WRITTEN INSTRUCTION 1: In the excerpt on Blinken's Middle East diplomacy, duplicate word for word the passage starting with "Retaliatory strikes by" and going on through "are in Gaza.".

EXTRACT:
────────────────
Blinken has been traveling country to country in the Middle East since shortly after the October 7 attack on Israel by Hamas fighters, who crossed into Israel and killed at least 1,300 people, of whom more than 1,000 were civilians, 30 were Americans, 12 were Thais, and 2 were French nationals. They also took 126 hostages, including not only Israelis, apparently, but also 8 Germans, 5 U.S. nationals, and 2 Mexican nationals.

Retaliatory strikes by Israeli forces on Gaza since then have killed at least 2,670 people and displaced almost a million. Israel has stopped food, water, fuel, and electricity from getting to Gaza and has told the more than a million residents in northern Gaza to move south to clear the way for a military incursion. Israeli energy minister Israel Katz said the siege would continue until Hamas frees the hostages. About 500 U.S. citizens are in Gaza.

The Biden administration has been pushing diplomacy to stop the crisis from spreading. On October 11, Blinken traveled to Israel, where he met with Prime Minister Benjamin Netanyahu, and then to Jordan, where he met with the head of the Palestinian Authority that exercises limited government in the West Bank, Mahmoud Abbas.

Then he went on to Bahrain, Qatar, United Arab Emirates, Saudi Arabia, and Egypt. Virtually everywhere, he said, he found “a shared view that we have to do everything possible to make sure this doesn’t spread to other places; a shared view to safeguard innocent lives; a shared view to get assistance to Palestinians in Gaza who need it, and we’re working very much on that.”

Blinken emphasized that the U.S. will stand with Israel “today, tomorrow, and every day…in word and also in deed.” He noted that the U.S. has moved a second carrier strike group (CSG) to the Eastern Mediterranean. A CSG is a powerful, flexible group of about 7,500 sailors and Marines on a nuclear-powered aircraft carrier, a replenishment ship (which carries oil and supplies), a cruiser, destroyers, and a submarine, as well as various aircraft.
────────────────
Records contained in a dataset
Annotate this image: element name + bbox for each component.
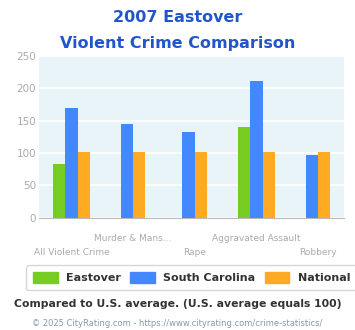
Text: 2007 Eastover: 2007 Eastover: [113, 10, 242, 25]
Text: Murder & Mans...: Murder & Mans...: [94, 235, 172, 244]
Text: Rape: Rape: [183, 248, 206, 257]
Text: Aggravated Assault: Aggravated Assault: [212, 235, 301, 244]
Bar: [238, 127, 250, 218]
Text: Robbery: Robbery: [299, 248, 337, 257]
Bar: [78, 152, 90, 218]
Bar: [263, 152, 275, 218]
Bar: [121, 124, 133, 218]
Bar: [182, 132, 195, 218]
Bar: [306, 155, 318, 218]
Text: Violent Crime Comparison: Violent Crime Comparison: [60, 36, 295, 51]
Text: Compared to U.S. average. (U.S. average equals 100): Compared to U.S. average. (U.S. average …: [14, 299, 341, 309]
Bar: [133, 152, 146, 218]
Bar: [65, 108, 78, 218]
Bar: [318, 152, 331, 218]
Legend: Eastover, South Carolina, National: Eastover, South Carolina, National: [26, 265, 355, 290]
Text: All Violent Crime: All Violent Crime: [34, 248, 109, 257]
Bar: [250, 81, 263, 218]
Bar: [53, 164, 65, 218]
Text: © 2025 CityRating.com - https://www.cityrating.com/crime-statistics/: © 2025 CityRating.com - https://www.city…: [32, 319, 323, 328]
Bar: [195, 152, 207, 218]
────────────────
WRITTEN INSTRUCTION 2: Format as a numbered list only the lines of the entries starting with the line with "Text: 2007 Eastover: 2007" and going on through the line with "Bar: [53, 164, 65, 218]", omitting any blank lines.

EXERCISE SOLUTION 1:
Retaliatory strikes by Israeli forces on Gaza since then have killed at least 2,670 people and displaced almost a million. Israel has stopped food, water, fuel, and electricity from getting to Gaza and has told the more than a million residents in northern Gaza to move south to clear the way for a military incursion. Israeli energy minister Israel Katz said the siege would continue until Hamas frees the hostages. About 500 U.S. citizens are in Gaza.

EXERCISE SOLUTION 2:
1. Text: 2007 Eastover: 2007 Eastover: [113, 10, 242, 25]
2. Text: Murder & Mans...: Murder & Mans...: [94, 235, 172, 244]
3. Text: Rape: Rape: [183, 248, 206, 257]
4. Text: Aggravated Assault: Aggravated Assault: [212, 235, 301, 244]
5. Bar: [238, 127, 250, 218]
6. Text: Robbery: Robbery: [299, 248, 337, 257]
7. Bar: [78, 152, 90, 218]
8. Bar: [263, 152, 275, 218]
9. Bar: [121, 124, 133, 218]
10. Bar: [182, 132, 195, 218]
11. Bar: [306, 155, 318, 218]
12. Text: Violent Crime Comparison: Violent Crime Comparison: [60, 36, 295, 51]
13. Text: Compared to U.S. average. (U.S. average equals 100): Compared to U.S. average. (U.S. average …: [14, 299, 341, 309]
14. Bar: [133, 152, 146, 218]
15. Bar: [65, 108, 78, 218]
16. Bar: [318, 152, 331, 218]
17. Legend: Eastover, South Carolina, National: Eastover, South Carolina, National: [26, 265, 355, 290]
18. Text: All Violent Crime: All Violent Crime: [34, 248, 109, 257]
19. Bar: [250, 81, 263, 218]
20. Bar: [53, 164, 65, 218]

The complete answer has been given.